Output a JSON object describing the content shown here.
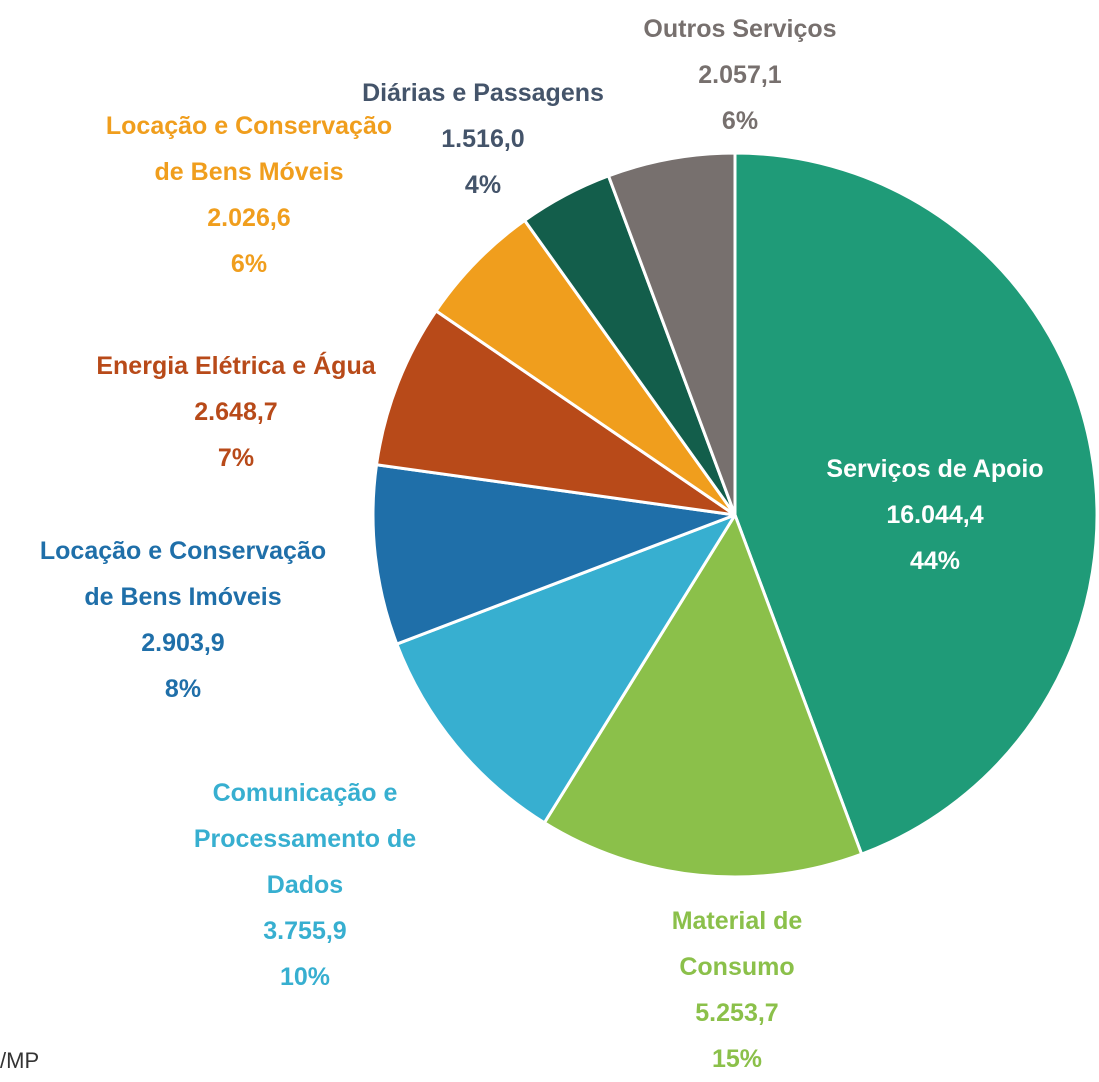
{
  "chart_data": {
    "type": "pie",
    "categories": [
      "Serviços de Apoio",
      "Material de Consumo",
      "Comunicação e Processamento de Dados",
      "Locação e Conservação de Bens Imóveis",
      "Energia Elétrica e Água",
      "Locação e Conservação de Bens Móveis",
      "Diárias e Passagens",
      "Outros Serviços"
    ],
    "values": [
      16044.4,
      5253.7,
      3755.9,
      2903.9,
      2648.7,
      2026.6,
      1516.0,
      2057.1
    ],
    "value_labels": [
      "16.044,4",
      "5.253,7",
      "3.755,9",
      "2.903,9",
      "2.648,7",
      "2.026,6",
      "1.516,0",
      "2.057,1"
    ],
    "percents": [
      44,
      15,
      10,
      8,
      7,
      6,
      4,
      6
    ],
    "percent_labels": [
      "44%",
      "15%",
      "10%",
      "8%",
      "7%",
      "6%",
      "4%",
      "6%"
    ],
    "colors": [
      "#1f9b78",
      "#8bc04a",
      "#37afd0",
      "#1f6fa9",
      "#b84a19",
      "#f09e1d",
      "#135e4b",
      "#77706e"
    ],
    "label_colors": [
      "#ffffff",
      "#8bc04a",
      "#37afd0",
      "#1f6fa9",
      "#b84a19",
      "#f09e1d",
      "#44546a",
      "#77706e"
    ],
    "footnote": "/MP"
  }
}
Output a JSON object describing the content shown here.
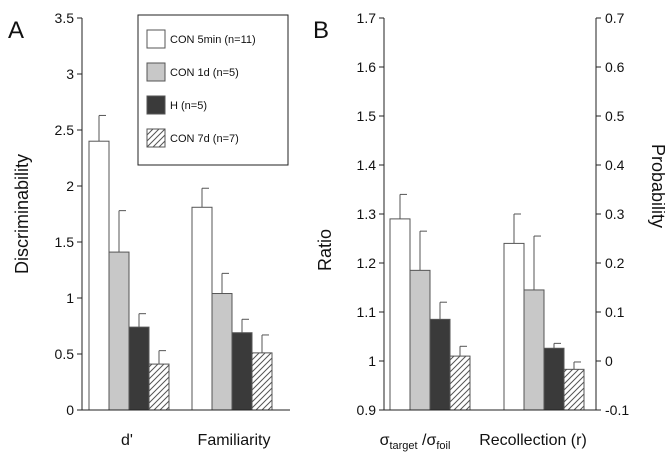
{
  "chart_data": [
    {
      "panel": "A",
      "type": "bar",
      "ylabel": "Discriminability",
      "ylim": [
        0,
        3.5
      ],
      "yticks": [
        "0",
        "0.5",
        "1",
        "1.5",
        "2",
        "2.5",
        "3",
        "3.5"
      ],
      "categories": [
        "d'",
        "Familiarity"
      ],
      "series": [
        {
          "name": "CON 5min (n=11)",
          "fill": "#ffffff",
          "pattern": "none",
          "values": [
            2.4,
            1.81
          ],
          "errors": [
            0.23,
            0.17
          ]
        },
        {
          "name": "CON 1d (n=5)",
          "fill": "#c8c8c8",
          "pattern": "none",
          "values": [
            1.41,
            1.04
          ],
          "errors": [
            0.37,
            0.18
          ]
        },
        {
          "name": "H (n=5)",
          "fill": "#3a3a3a",
          "pattern": "none",
          "values": [
            0.74,
            0.69
          ],
          "errors": [
            0.12,
            0.12
          ]
        },
        {
          "name": "CON 7d (n=7)",
          "fill": "#ffffff",
          "pattern": "hatch",
          "values": [
            0.41,
            0.51
          ],
          "errors": [
            0.12,
            0.16
          ]
        }
      ],
      "legend_position": "top-right"
    },
    {
      "panel": "B",
      "type": "bar",
      "ylabel": "Ratio",
      "y2label": "Probability",
      "ylim": [
        0.9,
        1.7
      ],
      "yticks": [
        "0.9",
        "1",
        "1.1",
        "1.2",
        "1.3",
        "1.4",
        "1.5",
        "1.6",
        "1.7"
      ],
      "y2lim": [
        -0.1,
        0.7
      ],
      "y2ticks": [
        "-0.1",
        "0",
        "0.1",
        "0.2",
        "0.3",
        "0.4",
        "0.5",
        "0.6",
        "0.7"
      ],
      "categories": [
        {
          "base": "σ",
          "sub1": "target",
          "mid": " /σ",
          "sub2": "foil"
        },
        "Recollection (r)"
      ],
      "series": [
        {
          "name": "CON 5min (n=11)",
          "fill": "#ffffff",
          "pattern": "none",
          "values": [
            1.29,
            1.24
          ],
          "errors": [
            0.05,
            0.06
          ]
        },
        {
          "name": "CON 1d (n=5)",
          "fill": "#c8c8c8",
          "pattern": "none",
          "values": [
            1.185,
            1.145
          ],
          "errors": [
            0.08,
            0.11
          ]
        },
        {
          "name": "H (n=5)",
          "fill": "#3a3a3a",
          "pattern": "none",
          "values": [
            1.085,
            1.026
          ],
          "errors": [
            0.035,
            0.01
          ]
        },
        {
          "name": "CON 7d (n=7)",
          "fill": "#ffffff",
          "pattern": "hatch",
          "values": [
            1.01,
            0.983
          ],
          "errors": [
            0.02,
            0.015
          ]
        }
      ]
    }
  ]
}
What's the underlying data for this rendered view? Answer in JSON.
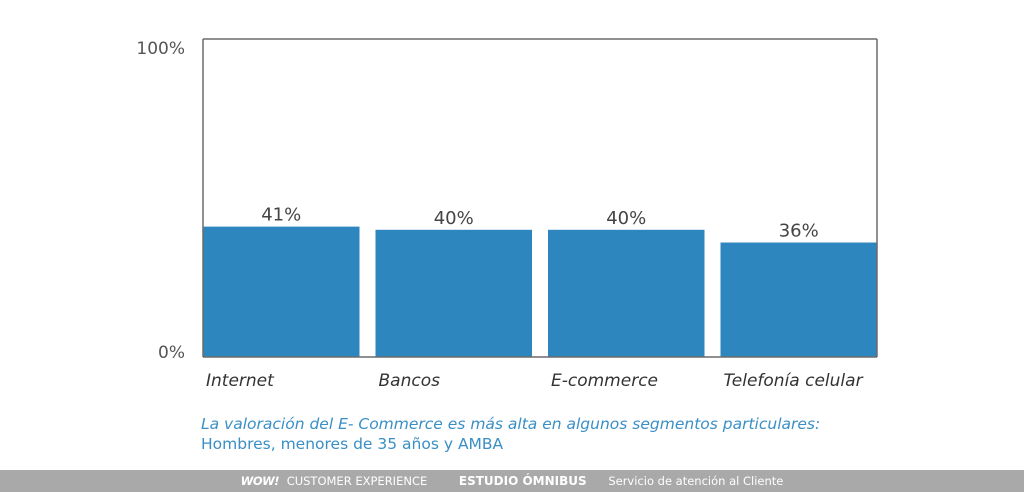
{
  "chart_data": {
    "type": "bar",
    "categories": [
      "Internet",
      "Bancos",
      "E-commerce",
      "Telefonía celular"
    ],
    "values": [
      41,
      40,
      40,
      36
    ],
    "value_labels": [
      "41%",
      "40%",
      "40%",
      "36%"
    ],
    "ylim": [
      0,
      100
    ],
    "yticks": [
      "0%",
      "100%"
    ],
    "grid": false,
    "bar_color": "#2e86bf",
    "axis_color": "#6b6b6b"
  },
  "caption": {
    "line1": "La valoración del E- Commerce es más alta en algunos segmentos particulares:",
    "line2": "Hombres, menores de 35 años y AMBA",
    "color": "#3a8fc6"
  },
  "footer": {
    "logo": "WOW!",
    "brand": "CUSTOMER EXPERIENCE",
    "study": "ESTUDIO ÓMNIBUS",
    "service": "Servicio de atención al Cliente",
    "background": "#a9a9a9"
  }
}
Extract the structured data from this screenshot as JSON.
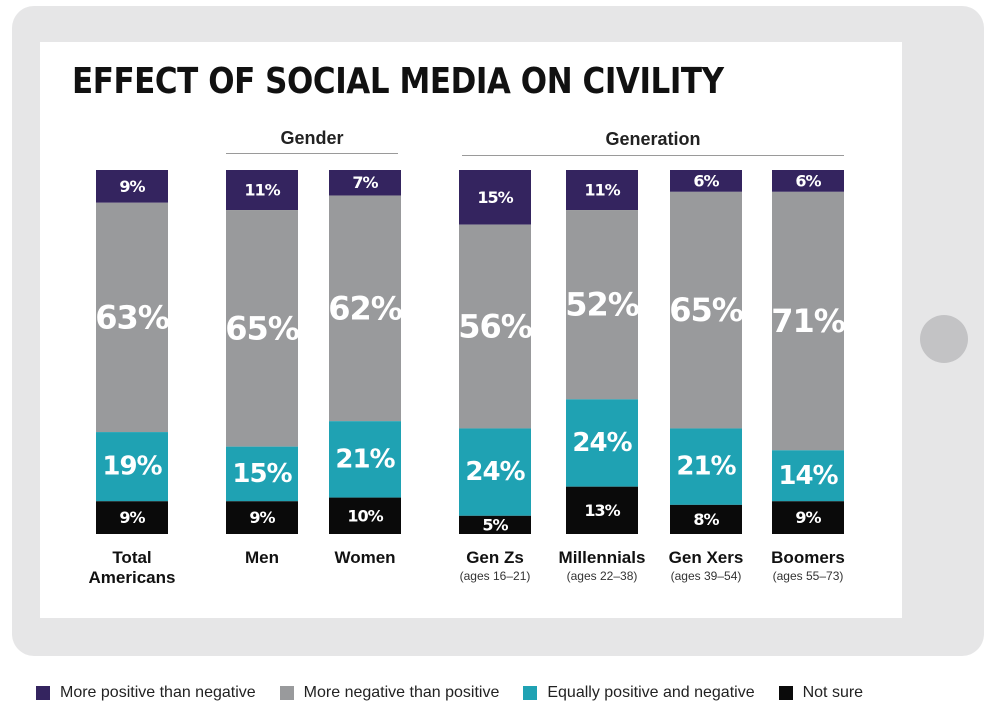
{
  "chart_data": {
    "type": "bar",
    "stacked": true,
    "orientation": "vertical",
    "title": "EFFECT OF SOCIAL MEDIA ON CIVILITY",
    "group_labels": [
      "Gender",
      "Generation"
    ],
    "categories": [
      "Total Americans",
      "Men",
      "Women",
      "Gen Zs",
      "Millennials",
      "Gen Xers",
      "Boomers"
    ],
    "category_lines": [
      [
        "Total",
        "Americans"
      ],
      [
        "Men"
      ],
      [
        "Women"
      ],
      [
        "Gen Zs"
      ],
      [
        "Millennials"
      ],
      [
        "Gen Xers"
      ],
      [
        "Boomers"
      ]
    ],
    "subtitles": [
      "",
      "",
      "",
      "(ages 16–21)",
      "(ages 22–38)",
      "(ages 39–54)",
      "(ages 55–73)"
    ],
    "series": [
      {
        "name": "More positive than negative",
        "color": "#34245f",
        "values": [
          9,
          11,
          7,
          15,
          11,
          6,
          6
        ],
        "labels": [
          "9%",
          "11%",
          "7%",
          "15%",
          "11%",
          "6%",
          "6%"
        ]
      },
      {
        "name": "More negative than positive",
        "color": "#999a9c",
        "values": [
          63,
          65,
          62,
          56,
          52,
          65,
          71
        ],
        "labels": [
          "63%",
          "65%",
          "62%",
          "56%",
          "52%",
          "65%",
          "71%"
        ]
      },
      {
        "name": "Equally positive and negative",
        "color": "#1fa2b3",
        "values": [
          19,
          15,
          21,
          24,
          24,
          21,
          14
        ],
        "labels": [
          "19%",
          "15%",
          "21%",
          "24%",
          "24%",
          "21%",
          "14%"
        ]
      },
      {
        "name": "Not sure",
        "color": "#0a0a0a",
        "values": [
          9,
          9,
          10,
          5,
          13,
          8,
          9
        ],
        "labels": [
          "9%",
          "9%",
          "10%",
          "5%",
          "13%",
          "8%",
          "9%"
        ]
      }
    ],
    "legend_position": "bottom",
    "grid": false
  }
}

> **Instruction**
Return each line where "Bens" shows up.

> **Solution for this exercise**
      "Locação e Conservação de Bens Imóveis",
      "Locação e Conservação de Bens Móveis",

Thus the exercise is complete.